_Source material_

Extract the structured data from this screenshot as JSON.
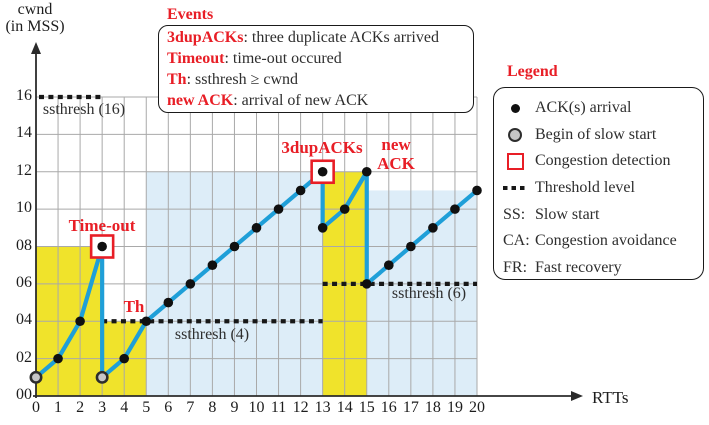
{
  "figure": {
    "axis_y_title_lines": [
      "cwnd",
      "(in MSS)"
    ],
    "axis_x_title": "RTTs"
  },
  "events_box": {
    "title": "Events",
    "items": [
      {
        "term": "3dupACKs",
        "desc": ": three duplicate ACKs arrived"
      },
      {
        "term": "Timeout",
        "desc": ": time-out occured"
      },
      {
        "term": "Th",
        "desc": ": ssthresh ≥ cwnd"
      },
      {
        "term": "new ACK",
        "desc": ": arrival of new ACK"
      }
    ]
  },
  "legend": {
    "title": "Legend",
    "items": [
      {
        "icon": "ack-dot",
        "label": "ACK(s) arrival"
      },
      {
        "icon": "slow-start-circle",
        "label": "Begin of slow start"
      },
      {
        "icon": "congestion-square",
        "label": "Congestion detection"
      },
      {
        "icon": "threshold-dotted",
        "label": "Threshold level"
      }
    ],
    "abbreviations": [
      {
        "abbr": "SS:",
        "label": "Slow start"
      },
      {
        "abbr": "CA:",
        "label": "Congestion avoidance"
      },
      {
        "abbr": "FR:",
        "label": "Fast recovery"
      }
    ]
  },
  "colors": {
    "curve_blue": "#1f9fd8",
    "slow_start_yellow": "#f0e32b",
    "congestion_avoidance_blue": "#ddedf8",
    "event_red": "#e81e26",
    "grid_gray": "#a9a9a9",
    "threshold_black": "#171717",
    "axis_dark": "#2b2b2b"
  },
  "chart_data": {
    "type": "line",
    "xlabel": "RTTs",
    "ylabel": "cwnd (in MSS)",
    "xlim": [
      0,
      20
    ],
    "ylim": [
      0,
      16
    ],
    "grid": true,
    "x_tick_labels": [
      "0",
      "1",
      "2",
      "3",
      "4",
      "5",
      "6",
      "7",
      "8",
      "9",
      "10",
      "11",
      "12",
      "13",
      "14",
      "15",
      "16",
      "17",
      "18",
      "19",
      "20"
    ],
    "y_tick_values": [
      0,
      2,
      4,
      6,
      8,
      10,
      12,
      14,
      16
    ],
    "y_tick_labels": [
      "00",
      "02",
      "04",
      "06",
      "08",
      "10",
      "12",
      "14",
      "16"
    ],
    "series": {
      "name": "cwnd",
      "path": [
        [
          0,
          1
        ],
        [
          1,
          2
        ],
        [
          2,
          4
        ],
        [
          3,
          8
        ],
        [
          3,
          1
        ],
        [
          4,
          2
        ],
        [
          5,
          4
        ],
        [
          13,
          12
        ],
        [
          13,
          9
        ],
        [
          14,
          10
        ],
        [
          15,
          12
        ],
        [
          15,
          6
        ],
        [
          16,
          7
        ],
        [
          17,
          8
        ],
        [
          18,
          9
        ],
        [
          19,
          10
        ],
        [
          20,
          11
        ]
      ],
      "ack_points": [
        [
          1,
          2
        ],
        [
          2,
          4
        ],
        [
          3,
          8
        ],
        [
          4,
          2
        ],
        [
          5,
          4
        ],
        [
          6,
          5
        ],
        [
          7,
          6
        ],
        [
          8,
          7
        ],
        [
          9,
          8
        ],
        [
          10,
          9
        ],
        [
          11,
          10
        ],
        [
          12,
          11
        ],
        [
          13,
          12
        ],
        [
          13,
          9
        ],
        [
          14,
          10
        ],
        [
          15,
          12
        ],
        [
          15,
          6
        ],
        [
          16,
          7
        ],
        [
          17,
          8
        ],
        [
          18,
          9
        ],
        [
          19,
          10
        ],
        [
          20,
          11
        ]
      ],
      "slow_start_points": [
        [
          0,
          1
        ],
        [
          3,
          1
        ]
      ],
      "congestion_points": [
        [
          3,
          8
        ],
        [
          13,
          12
        ]
      ]
    },
    "thresholds": [
      {
        "y": 16,
        "x1": 0,
        "x2": 3,
        "label": "ssthresh (16)"
      },
      {
        "y": 4,
        "x1": 3,
        "x2": 13,
        "label": "ssthresh (4)"
      },
      {
        "y": 6,
        "x1": 13,
        "x2": 20,
        "label": "ssthresh (6)"
      }
    ],
    "regions": [
      {
        "phase": "SS",
        "x1": 0,
        "x2": 3,
        "y1": 0,
        "y2": 8,
        "color": "#f0e32b"
      },
      {
        "phase": "SS",
        "x1": 3,
        "x2": 5,
        "y1": 0,
        "y2": 4,
        "color": "#f0e32b"
      },
      {
        "phase": "CA",
        "x1": 5,
        "x2": 13,
        "y1": 0,
        "y2": 12,
        "color": "#ddedf8"
      },
      {
        "phase": "FR",
        "x1": 13,
        "x2": 15,
        "y1": 0,
        "y2": 12,
        "color": "#f0e32b"
      },
      {
        "phase": "CA",
        "x1": 15,
        "x2": 20,
        "y1": 0,
        "y2": 11,
        "color": "#ddedf8"
      }
    ],
    "annotations": {
      "timeout": {
        "text": "Time-out",
        "at": [
          3,
          8
        ]
      },
      "th": {
        "text": "Th",
        "at": [
          5,
          4
        ]
      },
      "dupacks": {
        "text": "3dupACKs",
        "at": [
          13,
          12
        ]
      },
      "new_ack": {
        "text": "new ACK",
        "at": [
          15,
          12
        ]
      }
    }
  }
}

_What needs to be done_
Take every line above carrying "cwnd" and return it.

_Finished exercise_
      "cwnd",
        "desc": ": ssthresh ≥ cwnd"
    "ylabel": "cwnd (in MSS)",
      "name": "cwnd",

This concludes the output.